** START OF Source data **

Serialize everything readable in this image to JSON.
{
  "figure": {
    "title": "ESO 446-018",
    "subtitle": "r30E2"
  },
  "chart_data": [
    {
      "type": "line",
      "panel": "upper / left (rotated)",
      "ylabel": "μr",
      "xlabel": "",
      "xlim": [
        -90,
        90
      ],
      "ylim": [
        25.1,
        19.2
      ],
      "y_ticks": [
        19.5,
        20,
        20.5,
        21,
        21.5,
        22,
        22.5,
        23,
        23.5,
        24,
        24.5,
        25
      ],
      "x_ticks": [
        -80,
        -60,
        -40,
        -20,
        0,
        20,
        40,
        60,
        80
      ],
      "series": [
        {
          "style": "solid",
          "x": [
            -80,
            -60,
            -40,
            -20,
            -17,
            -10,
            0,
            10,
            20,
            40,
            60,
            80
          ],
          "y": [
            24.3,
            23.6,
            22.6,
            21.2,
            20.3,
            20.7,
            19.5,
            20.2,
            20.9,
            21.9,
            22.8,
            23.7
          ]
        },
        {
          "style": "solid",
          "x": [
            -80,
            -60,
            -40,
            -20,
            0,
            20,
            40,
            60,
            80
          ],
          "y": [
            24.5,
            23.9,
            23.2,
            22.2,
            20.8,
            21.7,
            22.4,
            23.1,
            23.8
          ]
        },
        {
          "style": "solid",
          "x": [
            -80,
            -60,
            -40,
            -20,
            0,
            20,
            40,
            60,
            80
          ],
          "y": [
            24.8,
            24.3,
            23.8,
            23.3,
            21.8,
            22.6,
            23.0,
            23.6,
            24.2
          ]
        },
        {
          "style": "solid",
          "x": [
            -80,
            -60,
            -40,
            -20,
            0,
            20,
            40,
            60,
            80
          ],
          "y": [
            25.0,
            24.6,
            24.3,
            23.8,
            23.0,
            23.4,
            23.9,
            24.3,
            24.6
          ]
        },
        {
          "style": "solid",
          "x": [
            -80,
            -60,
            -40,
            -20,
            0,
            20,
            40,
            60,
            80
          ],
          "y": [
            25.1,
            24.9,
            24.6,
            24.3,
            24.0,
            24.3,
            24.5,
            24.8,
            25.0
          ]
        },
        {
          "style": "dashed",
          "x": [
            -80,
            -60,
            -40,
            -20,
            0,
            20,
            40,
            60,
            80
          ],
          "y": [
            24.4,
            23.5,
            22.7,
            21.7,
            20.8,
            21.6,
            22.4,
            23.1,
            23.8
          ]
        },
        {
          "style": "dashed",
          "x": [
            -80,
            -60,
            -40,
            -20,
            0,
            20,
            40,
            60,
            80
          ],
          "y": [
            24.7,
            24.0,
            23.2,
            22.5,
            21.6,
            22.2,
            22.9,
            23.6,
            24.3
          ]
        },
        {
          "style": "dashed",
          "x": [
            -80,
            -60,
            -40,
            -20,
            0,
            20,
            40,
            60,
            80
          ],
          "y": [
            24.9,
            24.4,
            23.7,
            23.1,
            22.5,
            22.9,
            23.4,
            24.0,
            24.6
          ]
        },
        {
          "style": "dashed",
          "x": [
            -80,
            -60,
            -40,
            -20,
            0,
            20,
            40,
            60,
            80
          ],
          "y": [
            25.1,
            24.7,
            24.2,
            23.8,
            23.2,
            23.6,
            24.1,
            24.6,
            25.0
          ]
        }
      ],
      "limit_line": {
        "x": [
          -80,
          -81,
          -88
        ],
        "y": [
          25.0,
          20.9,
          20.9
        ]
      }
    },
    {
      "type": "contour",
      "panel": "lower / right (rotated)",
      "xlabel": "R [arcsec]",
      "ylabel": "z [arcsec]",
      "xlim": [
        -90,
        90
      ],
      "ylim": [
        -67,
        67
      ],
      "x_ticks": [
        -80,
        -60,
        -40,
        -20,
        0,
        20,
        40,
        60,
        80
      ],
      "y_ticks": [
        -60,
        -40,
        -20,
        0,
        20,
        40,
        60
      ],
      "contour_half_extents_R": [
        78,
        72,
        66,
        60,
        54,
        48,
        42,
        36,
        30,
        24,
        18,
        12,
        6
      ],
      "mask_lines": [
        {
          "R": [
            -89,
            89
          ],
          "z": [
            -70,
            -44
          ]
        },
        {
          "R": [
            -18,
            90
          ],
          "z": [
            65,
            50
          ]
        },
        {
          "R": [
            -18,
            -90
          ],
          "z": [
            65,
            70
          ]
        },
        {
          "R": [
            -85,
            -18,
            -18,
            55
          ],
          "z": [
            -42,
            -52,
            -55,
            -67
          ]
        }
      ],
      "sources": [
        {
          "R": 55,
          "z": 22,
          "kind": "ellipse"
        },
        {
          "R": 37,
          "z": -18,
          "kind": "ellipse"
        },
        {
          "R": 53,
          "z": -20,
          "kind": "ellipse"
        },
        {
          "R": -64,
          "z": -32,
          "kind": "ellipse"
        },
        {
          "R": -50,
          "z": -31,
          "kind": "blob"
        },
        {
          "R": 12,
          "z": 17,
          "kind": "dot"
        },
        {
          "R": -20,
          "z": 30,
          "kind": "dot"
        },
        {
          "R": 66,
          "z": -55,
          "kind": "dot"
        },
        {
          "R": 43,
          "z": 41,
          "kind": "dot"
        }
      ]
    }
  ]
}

** END OF Source data **

Which lines include the word "panel"? List them all.

      "panel": "upper / left (rotated)",
      "panel": "lower / right (rotated)",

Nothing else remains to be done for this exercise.